_TASK:_
Find every line in the records below that contains the word "Jaminan", and copy each such line.
─── RECORD EXCERPTS ───
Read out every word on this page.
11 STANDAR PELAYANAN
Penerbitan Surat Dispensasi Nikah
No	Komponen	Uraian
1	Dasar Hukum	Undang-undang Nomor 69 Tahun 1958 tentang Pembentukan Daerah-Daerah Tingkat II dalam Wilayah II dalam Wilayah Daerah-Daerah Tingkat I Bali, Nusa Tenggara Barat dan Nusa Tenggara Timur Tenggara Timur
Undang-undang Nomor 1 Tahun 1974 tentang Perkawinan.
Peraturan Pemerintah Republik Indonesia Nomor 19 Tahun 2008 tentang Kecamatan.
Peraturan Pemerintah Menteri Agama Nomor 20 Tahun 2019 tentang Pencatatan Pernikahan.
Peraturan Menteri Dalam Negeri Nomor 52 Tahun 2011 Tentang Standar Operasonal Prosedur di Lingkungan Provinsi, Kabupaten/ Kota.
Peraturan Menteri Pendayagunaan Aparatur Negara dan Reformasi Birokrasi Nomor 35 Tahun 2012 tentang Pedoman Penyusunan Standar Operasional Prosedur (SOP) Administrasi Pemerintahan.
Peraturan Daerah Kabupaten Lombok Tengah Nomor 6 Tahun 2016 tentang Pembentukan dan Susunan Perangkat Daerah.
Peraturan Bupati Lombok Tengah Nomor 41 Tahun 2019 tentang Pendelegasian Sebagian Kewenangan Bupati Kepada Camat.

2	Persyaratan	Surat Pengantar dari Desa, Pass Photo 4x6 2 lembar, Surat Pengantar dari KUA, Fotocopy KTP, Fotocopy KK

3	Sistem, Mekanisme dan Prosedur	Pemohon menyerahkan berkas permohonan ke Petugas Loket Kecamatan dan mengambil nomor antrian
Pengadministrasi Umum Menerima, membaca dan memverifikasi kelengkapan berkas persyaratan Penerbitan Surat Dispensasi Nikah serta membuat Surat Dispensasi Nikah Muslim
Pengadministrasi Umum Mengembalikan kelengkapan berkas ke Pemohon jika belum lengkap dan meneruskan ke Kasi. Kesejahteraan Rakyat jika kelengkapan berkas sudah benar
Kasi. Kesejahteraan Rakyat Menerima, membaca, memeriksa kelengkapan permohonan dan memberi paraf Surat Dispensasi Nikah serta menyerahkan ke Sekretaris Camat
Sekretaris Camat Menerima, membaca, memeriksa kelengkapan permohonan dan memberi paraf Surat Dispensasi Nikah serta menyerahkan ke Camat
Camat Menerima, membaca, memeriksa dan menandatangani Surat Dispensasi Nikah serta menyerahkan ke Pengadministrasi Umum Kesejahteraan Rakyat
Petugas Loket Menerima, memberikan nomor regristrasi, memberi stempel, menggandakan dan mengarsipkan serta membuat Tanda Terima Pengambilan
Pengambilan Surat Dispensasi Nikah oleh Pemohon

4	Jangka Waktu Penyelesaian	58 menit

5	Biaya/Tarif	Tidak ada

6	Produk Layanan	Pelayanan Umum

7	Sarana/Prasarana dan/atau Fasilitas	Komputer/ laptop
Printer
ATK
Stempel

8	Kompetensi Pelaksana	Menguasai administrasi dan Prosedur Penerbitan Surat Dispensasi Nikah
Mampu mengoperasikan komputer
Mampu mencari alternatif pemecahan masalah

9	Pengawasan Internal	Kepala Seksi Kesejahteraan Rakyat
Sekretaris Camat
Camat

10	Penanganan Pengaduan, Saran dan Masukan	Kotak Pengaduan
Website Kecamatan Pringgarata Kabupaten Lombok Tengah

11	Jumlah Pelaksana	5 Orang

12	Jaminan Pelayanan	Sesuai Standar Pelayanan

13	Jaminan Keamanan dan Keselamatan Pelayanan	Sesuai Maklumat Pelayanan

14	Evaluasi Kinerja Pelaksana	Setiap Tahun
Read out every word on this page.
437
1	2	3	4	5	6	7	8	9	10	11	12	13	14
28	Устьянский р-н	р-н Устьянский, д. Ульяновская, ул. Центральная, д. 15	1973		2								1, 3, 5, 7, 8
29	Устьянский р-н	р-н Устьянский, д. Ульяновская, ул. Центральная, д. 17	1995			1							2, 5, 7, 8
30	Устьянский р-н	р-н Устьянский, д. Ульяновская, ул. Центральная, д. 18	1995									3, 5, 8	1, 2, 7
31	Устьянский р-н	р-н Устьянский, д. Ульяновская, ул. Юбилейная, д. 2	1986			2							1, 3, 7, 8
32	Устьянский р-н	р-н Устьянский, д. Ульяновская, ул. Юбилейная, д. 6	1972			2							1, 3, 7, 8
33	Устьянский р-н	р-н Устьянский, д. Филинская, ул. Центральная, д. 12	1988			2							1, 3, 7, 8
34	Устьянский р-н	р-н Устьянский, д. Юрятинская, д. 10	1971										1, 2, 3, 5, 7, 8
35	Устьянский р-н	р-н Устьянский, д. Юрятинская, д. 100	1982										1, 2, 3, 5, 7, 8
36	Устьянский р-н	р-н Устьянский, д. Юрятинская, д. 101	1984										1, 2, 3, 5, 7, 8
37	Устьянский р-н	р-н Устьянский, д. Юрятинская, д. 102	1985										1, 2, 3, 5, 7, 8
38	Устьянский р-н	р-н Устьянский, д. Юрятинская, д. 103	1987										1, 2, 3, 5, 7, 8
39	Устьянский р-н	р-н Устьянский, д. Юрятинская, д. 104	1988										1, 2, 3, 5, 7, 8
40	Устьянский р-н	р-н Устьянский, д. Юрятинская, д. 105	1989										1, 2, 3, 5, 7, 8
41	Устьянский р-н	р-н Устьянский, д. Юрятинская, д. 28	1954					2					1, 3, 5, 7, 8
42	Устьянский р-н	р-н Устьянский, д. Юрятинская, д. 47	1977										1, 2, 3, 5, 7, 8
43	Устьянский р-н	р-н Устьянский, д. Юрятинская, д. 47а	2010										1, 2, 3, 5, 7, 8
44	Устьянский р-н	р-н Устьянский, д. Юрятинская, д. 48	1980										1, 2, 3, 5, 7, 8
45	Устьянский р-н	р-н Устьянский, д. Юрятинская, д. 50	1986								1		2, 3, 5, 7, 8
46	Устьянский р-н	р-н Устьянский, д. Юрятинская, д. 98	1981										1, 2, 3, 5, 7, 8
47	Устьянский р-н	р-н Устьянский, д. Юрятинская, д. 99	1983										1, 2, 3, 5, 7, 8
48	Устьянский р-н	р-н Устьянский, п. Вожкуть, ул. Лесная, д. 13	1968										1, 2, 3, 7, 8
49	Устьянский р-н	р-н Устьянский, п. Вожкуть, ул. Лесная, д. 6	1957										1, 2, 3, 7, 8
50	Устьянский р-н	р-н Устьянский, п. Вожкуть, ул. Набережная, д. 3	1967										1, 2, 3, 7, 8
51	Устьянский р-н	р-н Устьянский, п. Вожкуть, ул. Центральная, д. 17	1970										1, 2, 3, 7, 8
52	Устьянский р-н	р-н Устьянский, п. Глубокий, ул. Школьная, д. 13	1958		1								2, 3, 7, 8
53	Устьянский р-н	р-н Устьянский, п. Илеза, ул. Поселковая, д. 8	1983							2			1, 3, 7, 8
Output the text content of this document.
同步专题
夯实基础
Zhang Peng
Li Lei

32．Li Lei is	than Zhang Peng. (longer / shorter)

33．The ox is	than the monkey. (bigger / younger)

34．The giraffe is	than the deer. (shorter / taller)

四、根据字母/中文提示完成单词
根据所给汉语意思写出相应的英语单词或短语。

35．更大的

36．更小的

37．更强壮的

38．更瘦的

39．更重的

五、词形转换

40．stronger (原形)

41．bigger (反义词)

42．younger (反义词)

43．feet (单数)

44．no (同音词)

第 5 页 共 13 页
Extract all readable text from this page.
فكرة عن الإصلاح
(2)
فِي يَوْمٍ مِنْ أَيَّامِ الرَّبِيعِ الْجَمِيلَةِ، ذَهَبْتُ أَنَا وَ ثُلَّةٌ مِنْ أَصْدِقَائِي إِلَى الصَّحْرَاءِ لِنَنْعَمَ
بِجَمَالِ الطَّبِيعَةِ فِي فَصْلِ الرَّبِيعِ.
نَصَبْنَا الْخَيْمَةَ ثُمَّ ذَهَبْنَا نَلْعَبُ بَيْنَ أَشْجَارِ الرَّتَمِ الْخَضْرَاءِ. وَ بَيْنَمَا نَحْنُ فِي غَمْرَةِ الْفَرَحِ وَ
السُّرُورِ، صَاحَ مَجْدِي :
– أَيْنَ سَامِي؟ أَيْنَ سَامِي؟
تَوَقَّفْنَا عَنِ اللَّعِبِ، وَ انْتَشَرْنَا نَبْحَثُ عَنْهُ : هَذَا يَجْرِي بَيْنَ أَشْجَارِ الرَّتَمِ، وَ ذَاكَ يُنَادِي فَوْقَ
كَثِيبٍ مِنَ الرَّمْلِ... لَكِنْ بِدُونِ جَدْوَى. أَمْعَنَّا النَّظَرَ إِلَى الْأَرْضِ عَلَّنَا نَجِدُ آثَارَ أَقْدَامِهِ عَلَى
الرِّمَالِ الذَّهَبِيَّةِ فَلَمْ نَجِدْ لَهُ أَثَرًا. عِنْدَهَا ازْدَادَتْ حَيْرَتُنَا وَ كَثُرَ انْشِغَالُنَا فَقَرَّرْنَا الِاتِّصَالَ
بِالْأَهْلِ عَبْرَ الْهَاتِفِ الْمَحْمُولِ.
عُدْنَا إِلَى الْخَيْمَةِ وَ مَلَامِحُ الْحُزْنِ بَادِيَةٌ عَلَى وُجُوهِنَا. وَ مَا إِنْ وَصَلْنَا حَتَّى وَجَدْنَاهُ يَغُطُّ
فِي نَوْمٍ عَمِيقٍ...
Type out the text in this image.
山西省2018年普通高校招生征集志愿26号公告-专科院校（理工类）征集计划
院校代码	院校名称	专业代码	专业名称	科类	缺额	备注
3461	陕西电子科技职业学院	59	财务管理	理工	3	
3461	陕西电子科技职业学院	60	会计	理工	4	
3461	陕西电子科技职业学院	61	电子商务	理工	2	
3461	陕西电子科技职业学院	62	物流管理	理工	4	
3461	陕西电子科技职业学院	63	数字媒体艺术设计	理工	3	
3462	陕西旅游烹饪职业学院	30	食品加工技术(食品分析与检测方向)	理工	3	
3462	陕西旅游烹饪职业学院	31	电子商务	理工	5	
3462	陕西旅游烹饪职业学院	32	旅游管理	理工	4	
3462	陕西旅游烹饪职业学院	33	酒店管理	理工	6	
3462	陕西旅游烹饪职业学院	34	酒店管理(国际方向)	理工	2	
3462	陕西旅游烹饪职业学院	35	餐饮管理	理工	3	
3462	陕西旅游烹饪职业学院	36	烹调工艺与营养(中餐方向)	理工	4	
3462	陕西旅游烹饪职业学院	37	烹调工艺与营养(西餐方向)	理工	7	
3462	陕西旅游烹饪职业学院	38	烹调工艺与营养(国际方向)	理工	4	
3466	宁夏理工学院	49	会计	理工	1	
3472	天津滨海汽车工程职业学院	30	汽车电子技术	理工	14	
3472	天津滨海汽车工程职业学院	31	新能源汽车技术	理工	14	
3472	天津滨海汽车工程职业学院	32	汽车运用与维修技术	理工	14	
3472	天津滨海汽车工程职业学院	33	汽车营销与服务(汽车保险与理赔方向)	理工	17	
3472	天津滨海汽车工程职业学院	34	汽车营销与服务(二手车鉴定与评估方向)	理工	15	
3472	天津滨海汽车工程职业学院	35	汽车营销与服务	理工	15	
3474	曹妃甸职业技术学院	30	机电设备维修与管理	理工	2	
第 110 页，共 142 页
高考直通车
───
_ANSWER FOR THE TASK:_
12	Jaminan Pelayanan	Sesuai Standar Pelayanan
13	Jaminan Keamanan dan Keselamatan Pelayanan	Sesuai Maklumat Pelayanan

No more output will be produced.